◆ **Exercise inputs**:

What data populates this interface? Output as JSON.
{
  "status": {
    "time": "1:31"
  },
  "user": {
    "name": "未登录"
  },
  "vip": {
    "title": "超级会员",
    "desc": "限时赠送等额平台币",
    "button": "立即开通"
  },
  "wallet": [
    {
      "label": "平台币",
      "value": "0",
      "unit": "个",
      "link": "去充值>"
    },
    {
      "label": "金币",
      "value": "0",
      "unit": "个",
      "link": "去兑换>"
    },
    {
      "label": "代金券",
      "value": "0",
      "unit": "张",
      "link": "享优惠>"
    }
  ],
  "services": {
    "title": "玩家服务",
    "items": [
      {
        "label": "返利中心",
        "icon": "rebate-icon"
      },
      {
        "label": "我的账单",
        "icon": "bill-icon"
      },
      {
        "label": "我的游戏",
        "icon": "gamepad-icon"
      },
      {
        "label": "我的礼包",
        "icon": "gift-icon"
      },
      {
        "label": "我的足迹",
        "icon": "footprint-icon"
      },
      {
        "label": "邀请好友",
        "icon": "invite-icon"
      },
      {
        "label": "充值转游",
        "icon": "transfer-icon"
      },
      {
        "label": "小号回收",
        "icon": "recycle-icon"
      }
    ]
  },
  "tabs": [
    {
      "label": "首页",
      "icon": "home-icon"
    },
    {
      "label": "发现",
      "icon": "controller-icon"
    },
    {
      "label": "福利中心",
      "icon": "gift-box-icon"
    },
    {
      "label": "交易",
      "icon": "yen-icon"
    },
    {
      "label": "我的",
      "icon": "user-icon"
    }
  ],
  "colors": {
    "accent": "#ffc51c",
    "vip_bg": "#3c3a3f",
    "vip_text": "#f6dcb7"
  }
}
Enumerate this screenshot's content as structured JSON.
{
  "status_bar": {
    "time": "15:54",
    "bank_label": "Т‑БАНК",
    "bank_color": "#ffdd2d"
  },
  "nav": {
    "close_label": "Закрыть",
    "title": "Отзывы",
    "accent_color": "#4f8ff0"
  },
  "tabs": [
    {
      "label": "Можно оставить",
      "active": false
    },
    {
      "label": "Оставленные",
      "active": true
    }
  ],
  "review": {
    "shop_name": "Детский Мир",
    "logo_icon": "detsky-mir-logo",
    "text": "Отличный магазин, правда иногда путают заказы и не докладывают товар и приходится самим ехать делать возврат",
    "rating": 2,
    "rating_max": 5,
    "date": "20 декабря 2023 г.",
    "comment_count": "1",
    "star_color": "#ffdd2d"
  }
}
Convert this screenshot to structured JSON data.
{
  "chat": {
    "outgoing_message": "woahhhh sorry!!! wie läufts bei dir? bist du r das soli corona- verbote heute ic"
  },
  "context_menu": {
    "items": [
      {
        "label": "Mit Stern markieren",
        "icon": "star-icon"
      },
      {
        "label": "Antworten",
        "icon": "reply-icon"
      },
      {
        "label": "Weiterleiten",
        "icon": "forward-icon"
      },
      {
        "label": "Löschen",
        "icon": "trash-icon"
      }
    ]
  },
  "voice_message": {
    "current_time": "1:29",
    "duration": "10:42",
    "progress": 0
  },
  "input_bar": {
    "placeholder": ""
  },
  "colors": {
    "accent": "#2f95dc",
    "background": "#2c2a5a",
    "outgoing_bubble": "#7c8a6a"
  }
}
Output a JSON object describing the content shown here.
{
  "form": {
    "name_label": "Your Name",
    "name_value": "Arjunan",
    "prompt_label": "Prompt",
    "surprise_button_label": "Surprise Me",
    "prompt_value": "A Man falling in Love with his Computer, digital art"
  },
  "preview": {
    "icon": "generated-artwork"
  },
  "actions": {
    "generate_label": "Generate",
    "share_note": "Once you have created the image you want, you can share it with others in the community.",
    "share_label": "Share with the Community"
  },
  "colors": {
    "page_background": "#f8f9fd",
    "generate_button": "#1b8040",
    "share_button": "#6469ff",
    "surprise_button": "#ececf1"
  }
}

◆ **Written instruction**: Pull out and copy each line containing the string "JSON".

◆ **Exercise output**:
What data populates this interface? Output as JSON.
Enumerate this screenshot's content as structured JSON.
Convert this screenshot to structured JSON data.
Output a JSON object describing the content shown here.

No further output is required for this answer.